Article:
## begin

# measuring slope of back yard with water level



## tomseeley (Jun 8, 2009)

I want to determine the amount of slope across my back yard, so I can figure out how and where to put in a segment of french drain to route surface runoff to either side of the yard and away from the foundation. There is a slight amount of slope but I want to know more before I decide what to do and where to do it.

I've heard of something I think is called a water level. It uses some clear plastic hose with water in it, to define a pair of points that are at the same elevation. Is this a reasonable way to measure points on wooden stakes, for example, to figure out how much drop or rise there is from one point to another?

I'm aware I could pound stakes in deep and hard enough to use a taut string and a level, but for the distances I'm considering, that isn't my first choice.

What else could I consider instead of just a string level?


----------



## Gary in WA (Mar 11, 2009)

Cheaper than renting a laser or builder's level: http://factsfacts.com/MyHomeRepair/WaterLevel.htm

Gary


----------



## BigJim (Sep 2, 2008)

I just went to a hardware store and bought the clear tubes that screw onto a water hose, it worked perfect.


----------



## oh'mike (Sep 18, 2009)

Ole Jim---I never hear of the clear hose tips---Good idea----By the way,I used windshield washer juice to fill the water level--No bubbles,won't freeze and you can see it from a ways away.--M--


----------



## BigJim (Sep 2, 2008)

Here you go Mike.

*Mayes Level 10309 Water Level
Attachments That Instantly Turn Any Garden Hose Into A Water Level*

  *Product Description:*   2 Pack, Water Level, Attaches To Garden Hose To Determine Levels, Carded.


----------



## nap (Dec 4, 2007)

## end

What this exercise asks:
1. Switch "amount-input" to "quantity-input" in the records from their first line through the line holding "100% Juice xyxy=(519,173,609,180)", inclusive, and give only those lines, with nothing else changed.
2. Resume the thread about measuring yard slope with a water level from the point where it stops.
The records below are unrelated to the thread.

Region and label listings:
## begin

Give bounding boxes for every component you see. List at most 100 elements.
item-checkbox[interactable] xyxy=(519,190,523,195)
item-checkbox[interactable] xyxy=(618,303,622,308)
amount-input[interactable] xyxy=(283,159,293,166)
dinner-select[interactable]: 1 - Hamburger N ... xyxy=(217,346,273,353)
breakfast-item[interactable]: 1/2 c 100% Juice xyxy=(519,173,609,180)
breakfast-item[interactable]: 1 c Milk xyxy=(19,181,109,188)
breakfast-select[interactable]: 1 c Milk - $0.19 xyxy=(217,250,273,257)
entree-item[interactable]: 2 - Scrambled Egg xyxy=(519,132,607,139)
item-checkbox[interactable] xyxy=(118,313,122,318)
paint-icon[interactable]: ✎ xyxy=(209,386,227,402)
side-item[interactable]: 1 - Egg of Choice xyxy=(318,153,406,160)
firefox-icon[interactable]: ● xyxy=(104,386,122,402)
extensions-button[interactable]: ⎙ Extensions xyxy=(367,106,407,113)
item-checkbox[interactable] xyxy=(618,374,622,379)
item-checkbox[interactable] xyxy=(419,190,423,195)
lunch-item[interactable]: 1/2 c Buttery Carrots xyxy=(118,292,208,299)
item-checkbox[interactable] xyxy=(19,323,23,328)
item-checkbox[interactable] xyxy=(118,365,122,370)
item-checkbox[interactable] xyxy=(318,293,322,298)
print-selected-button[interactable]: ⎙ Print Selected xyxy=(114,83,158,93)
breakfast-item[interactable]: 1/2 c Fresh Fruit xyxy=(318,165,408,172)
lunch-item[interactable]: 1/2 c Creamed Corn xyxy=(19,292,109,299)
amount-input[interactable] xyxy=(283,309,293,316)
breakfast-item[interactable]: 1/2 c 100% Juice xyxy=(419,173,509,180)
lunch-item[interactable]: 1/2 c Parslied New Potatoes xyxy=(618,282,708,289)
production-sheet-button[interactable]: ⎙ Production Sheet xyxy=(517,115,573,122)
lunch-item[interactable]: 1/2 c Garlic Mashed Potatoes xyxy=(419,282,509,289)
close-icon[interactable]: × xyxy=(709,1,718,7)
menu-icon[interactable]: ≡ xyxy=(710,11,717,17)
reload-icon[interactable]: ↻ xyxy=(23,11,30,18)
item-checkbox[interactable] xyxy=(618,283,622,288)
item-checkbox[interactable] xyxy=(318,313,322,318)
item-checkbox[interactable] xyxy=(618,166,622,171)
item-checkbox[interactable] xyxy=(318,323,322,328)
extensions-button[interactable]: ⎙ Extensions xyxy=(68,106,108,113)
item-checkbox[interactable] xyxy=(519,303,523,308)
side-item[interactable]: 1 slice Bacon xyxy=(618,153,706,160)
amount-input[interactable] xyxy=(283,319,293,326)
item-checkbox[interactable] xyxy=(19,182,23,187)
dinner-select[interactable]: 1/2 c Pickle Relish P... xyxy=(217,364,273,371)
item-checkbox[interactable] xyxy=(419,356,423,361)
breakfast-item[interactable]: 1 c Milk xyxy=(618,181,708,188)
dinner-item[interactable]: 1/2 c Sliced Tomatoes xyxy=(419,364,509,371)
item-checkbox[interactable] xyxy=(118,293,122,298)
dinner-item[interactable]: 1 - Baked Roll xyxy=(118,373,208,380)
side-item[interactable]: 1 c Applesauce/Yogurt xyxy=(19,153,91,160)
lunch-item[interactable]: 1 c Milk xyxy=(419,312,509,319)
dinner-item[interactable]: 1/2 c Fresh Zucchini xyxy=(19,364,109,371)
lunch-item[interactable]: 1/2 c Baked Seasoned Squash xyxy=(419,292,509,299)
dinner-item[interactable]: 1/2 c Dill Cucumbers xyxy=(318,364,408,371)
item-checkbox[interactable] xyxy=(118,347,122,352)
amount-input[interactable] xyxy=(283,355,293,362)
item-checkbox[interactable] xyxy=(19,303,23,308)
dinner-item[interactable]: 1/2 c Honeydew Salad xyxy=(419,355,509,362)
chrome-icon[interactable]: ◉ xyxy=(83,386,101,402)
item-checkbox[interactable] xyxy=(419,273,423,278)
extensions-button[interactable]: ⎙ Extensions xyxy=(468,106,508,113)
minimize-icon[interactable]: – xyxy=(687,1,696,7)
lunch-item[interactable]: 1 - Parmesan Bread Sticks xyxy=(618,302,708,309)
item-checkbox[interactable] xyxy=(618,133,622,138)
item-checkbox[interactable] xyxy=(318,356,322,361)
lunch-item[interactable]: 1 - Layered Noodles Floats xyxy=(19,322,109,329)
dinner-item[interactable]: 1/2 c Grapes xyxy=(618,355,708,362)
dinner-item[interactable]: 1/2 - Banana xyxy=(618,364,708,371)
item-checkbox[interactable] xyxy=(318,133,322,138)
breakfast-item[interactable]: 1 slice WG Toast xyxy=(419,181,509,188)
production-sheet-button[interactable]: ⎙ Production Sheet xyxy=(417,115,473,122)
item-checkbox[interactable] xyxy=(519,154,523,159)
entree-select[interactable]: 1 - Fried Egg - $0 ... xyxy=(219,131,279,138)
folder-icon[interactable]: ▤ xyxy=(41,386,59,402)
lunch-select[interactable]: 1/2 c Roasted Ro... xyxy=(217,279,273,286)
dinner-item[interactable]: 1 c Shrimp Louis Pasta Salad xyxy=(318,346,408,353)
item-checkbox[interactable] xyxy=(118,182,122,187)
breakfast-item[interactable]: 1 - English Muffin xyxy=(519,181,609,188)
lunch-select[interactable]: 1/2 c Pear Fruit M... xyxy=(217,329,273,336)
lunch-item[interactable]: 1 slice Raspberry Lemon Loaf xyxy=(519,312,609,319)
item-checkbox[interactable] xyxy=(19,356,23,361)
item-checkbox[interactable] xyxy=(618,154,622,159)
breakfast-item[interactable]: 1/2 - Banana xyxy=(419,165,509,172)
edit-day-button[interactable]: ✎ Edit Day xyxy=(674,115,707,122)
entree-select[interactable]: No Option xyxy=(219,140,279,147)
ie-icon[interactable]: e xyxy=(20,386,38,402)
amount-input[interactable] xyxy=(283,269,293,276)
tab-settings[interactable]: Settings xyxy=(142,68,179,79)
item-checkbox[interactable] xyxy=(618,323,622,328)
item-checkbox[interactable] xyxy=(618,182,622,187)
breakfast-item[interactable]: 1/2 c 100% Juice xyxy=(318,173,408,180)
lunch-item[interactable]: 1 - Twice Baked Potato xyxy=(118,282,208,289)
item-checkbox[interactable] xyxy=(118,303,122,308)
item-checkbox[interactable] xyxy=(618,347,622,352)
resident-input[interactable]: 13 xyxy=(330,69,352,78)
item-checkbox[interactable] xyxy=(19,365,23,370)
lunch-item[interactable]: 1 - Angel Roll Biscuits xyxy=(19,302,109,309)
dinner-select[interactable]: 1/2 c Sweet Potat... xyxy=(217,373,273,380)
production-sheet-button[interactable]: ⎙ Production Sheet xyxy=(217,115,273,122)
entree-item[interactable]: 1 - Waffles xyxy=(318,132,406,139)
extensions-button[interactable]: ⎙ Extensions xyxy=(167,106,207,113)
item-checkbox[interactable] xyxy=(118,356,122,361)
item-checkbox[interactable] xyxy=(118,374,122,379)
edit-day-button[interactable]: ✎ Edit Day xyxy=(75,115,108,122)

## end

Expected responses:
1.
Give bounding boxes for every component you see. List at most 100 elements.
item-checkbox[interactable] xyxy=(519,190,523,195)
item-checkbox[interactable] xyxy=(618,303,622,308)
quantity-input[interactable] xyxy=(283,159,293,166)
dinner-select[interactable]: 1 - Hamburger N ... xyxy=(217,346,273,353)
breakfast-item[interactable]: 1/2 c 100% Juice xyxy=(519,173,609,180)

2.
GBR in WA said:


> Cheaper than renting a laser or builder's level: http://factsfacts.com/MyHomeRepair/WaterLevel.htm
> 
> Gary


never used this reservoir level method. I can see some disadvantages to it but I can see some definite advantages as well. Dang, another tool to store...somewhere, right after I find room.


I did use that method to water and observe the water level in my Christmas tree stand though.

and those hose ends are neat. Sure saves buying 100' of clear tubing.


----------



## downunder (Jun 13, 2008)

Now that's just plain cool!:thumbsup:


----------



## oh'mike (Sep 18, 2009)

Thanks Ole Jim,I don't use them often--the tubing usually gets stiff and kinked between uses--
That will be on the shopping list next time I need one--Mike-


----------



## Daniel Holzman (Mar 10, 2009)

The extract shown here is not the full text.